● DATASET RECORDS
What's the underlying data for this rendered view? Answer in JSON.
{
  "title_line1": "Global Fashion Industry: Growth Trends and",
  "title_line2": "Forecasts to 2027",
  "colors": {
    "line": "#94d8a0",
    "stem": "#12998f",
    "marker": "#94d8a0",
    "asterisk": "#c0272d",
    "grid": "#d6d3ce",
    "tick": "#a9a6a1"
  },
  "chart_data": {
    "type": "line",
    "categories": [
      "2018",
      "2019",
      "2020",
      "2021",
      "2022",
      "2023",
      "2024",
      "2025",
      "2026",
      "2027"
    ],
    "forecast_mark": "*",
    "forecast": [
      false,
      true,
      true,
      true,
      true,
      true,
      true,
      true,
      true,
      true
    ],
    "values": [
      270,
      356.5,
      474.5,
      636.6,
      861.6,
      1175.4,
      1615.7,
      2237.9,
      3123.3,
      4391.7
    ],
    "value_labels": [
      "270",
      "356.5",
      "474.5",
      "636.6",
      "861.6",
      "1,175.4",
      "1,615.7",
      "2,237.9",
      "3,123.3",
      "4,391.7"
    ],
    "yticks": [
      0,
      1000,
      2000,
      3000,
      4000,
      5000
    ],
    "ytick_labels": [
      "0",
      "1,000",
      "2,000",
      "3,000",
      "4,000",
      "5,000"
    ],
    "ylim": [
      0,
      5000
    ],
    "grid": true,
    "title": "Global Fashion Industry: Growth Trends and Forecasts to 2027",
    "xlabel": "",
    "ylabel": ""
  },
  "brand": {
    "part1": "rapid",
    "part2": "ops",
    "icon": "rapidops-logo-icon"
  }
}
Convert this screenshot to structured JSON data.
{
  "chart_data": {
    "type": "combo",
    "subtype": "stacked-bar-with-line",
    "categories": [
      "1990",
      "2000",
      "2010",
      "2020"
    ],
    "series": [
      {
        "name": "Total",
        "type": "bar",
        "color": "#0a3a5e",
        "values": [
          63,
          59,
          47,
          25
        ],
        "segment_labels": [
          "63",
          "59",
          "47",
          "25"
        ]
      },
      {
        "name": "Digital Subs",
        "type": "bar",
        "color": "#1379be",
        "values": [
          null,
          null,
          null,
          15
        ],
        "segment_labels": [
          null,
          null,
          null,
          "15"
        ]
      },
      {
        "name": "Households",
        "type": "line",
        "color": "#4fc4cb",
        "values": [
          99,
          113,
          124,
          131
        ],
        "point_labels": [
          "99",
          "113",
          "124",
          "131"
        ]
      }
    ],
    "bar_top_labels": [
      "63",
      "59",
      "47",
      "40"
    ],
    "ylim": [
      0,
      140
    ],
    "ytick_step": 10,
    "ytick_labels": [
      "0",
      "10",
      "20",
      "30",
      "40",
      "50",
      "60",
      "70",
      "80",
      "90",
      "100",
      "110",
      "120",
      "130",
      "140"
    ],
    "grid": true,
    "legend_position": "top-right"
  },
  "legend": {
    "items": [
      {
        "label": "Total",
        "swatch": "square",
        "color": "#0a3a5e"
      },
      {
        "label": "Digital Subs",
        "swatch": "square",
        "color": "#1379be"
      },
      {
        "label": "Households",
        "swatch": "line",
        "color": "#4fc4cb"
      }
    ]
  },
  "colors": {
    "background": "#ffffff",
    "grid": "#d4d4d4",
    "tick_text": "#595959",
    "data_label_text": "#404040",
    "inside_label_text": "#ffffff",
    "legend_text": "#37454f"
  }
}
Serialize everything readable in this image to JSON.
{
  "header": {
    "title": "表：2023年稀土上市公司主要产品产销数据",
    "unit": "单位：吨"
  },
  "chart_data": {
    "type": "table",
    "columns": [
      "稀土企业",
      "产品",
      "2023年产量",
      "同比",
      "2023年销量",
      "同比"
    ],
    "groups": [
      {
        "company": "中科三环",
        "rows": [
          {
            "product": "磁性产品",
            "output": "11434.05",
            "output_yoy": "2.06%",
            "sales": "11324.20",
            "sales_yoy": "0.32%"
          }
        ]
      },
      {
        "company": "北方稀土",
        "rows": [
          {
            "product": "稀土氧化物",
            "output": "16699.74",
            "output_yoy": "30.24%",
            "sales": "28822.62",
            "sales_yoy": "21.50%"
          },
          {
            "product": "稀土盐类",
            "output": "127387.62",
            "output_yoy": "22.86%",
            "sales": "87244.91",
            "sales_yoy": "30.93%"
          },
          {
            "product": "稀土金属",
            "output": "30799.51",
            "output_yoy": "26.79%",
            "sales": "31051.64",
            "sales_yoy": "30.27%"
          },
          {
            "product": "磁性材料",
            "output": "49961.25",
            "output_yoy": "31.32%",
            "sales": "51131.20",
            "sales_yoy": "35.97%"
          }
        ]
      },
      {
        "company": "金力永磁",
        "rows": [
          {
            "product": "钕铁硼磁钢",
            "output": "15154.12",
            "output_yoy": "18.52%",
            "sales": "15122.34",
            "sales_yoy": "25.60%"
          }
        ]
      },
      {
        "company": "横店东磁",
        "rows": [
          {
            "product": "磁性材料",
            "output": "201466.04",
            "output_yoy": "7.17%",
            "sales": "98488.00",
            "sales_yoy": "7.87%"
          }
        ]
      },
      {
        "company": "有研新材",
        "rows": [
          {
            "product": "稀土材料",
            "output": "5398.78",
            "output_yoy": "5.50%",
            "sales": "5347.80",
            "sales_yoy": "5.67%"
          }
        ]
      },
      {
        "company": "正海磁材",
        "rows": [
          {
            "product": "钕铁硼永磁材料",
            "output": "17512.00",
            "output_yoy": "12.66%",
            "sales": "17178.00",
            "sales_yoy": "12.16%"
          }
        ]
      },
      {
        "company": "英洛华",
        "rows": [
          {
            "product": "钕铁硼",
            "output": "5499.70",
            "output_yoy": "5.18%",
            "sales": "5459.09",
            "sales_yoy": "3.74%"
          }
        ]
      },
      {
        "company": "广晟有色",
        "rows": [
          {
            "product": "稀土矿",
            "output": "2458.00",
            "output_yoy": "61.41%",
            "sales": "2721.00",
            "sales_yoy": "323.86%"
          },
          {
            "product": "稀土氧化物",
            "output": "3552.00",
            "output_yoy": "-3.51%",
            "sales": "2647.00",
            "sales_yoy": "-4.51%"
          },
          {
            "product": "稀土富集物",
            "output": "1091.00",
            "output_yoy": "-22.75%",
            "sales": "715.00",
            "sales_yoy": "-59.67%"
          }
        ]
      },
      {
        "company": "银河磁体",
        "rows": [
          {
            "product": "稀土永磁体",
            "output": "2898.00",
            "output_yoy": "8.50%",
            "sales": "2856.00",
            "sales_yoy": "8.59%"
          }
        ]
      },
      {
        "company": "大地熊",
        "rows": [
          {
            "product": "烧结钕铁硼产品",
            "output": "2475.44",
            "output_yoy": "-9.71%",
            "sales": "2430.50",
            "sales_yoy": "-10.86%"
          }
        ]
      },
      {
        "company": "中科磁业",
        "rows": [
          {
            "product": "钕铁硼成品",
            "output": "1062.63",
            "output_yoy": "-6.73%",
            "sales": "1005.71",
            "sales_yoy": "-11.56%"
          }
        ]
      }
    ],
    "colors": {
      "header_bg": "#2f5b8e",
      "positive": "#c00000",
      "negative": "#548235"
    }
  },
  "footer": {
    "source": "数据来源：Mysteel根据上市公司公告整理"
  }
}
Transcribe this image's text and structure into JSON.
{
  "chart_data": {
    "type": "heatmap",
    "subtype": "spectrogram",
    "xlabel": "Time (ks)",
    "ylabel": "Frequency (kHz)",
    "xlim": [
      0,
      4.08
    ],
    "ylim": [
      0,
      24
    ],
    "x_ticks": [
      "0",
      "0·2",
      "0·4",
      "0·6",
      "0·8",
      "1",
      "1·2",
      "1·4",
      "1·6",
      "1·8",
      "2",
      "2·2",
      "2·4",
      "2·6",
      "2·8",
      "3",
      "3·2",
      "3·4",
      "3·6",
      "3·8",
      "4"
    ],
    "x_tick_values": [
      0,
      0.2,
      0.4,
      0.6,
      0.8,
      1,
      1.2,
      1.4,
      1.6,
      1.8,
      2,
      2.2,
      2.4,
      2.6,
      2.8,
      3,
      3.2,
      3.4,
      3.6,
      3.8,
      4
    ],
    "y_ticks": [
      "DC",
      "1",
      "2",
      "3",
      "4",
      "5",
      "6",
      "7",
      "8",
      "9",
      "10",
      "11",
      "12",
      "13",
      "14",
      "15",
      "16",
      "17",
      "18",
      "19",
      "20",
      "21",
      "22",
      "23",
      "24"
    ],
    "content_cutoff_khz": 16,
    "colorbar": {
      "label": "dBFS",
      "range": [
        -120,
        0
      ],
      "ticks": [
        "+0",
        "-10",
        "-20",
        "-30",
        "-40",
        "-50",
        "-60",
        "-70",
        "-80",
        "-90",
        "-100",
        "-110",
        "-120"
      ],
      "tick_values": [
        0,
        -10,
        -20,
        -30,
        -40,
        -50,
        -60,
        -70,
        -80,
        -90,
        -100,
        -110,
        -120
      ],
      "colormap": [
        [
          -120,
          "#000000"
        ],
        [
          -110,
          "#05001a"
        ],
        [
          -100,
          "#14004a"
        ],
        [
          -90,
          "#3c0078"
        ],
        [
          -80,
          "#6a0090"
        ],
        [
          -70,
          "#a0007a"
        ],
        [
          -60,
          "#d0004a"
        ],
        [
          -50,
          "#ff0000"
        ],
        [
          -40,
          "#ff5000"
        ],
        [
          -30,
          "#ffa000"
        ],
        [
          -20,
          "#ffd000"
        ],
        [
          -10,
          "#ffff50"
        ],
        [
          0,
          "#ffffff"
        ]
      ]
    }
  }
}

● WRITTEN REQUEST
Report every line containing the word "Trends" from the listing above.

● REPLY
  "title_line1": "Global Fashion Industry: Growth Trends and",
    "title": "Global Fashion Industry: Growth Trends and Forecasts to 2027",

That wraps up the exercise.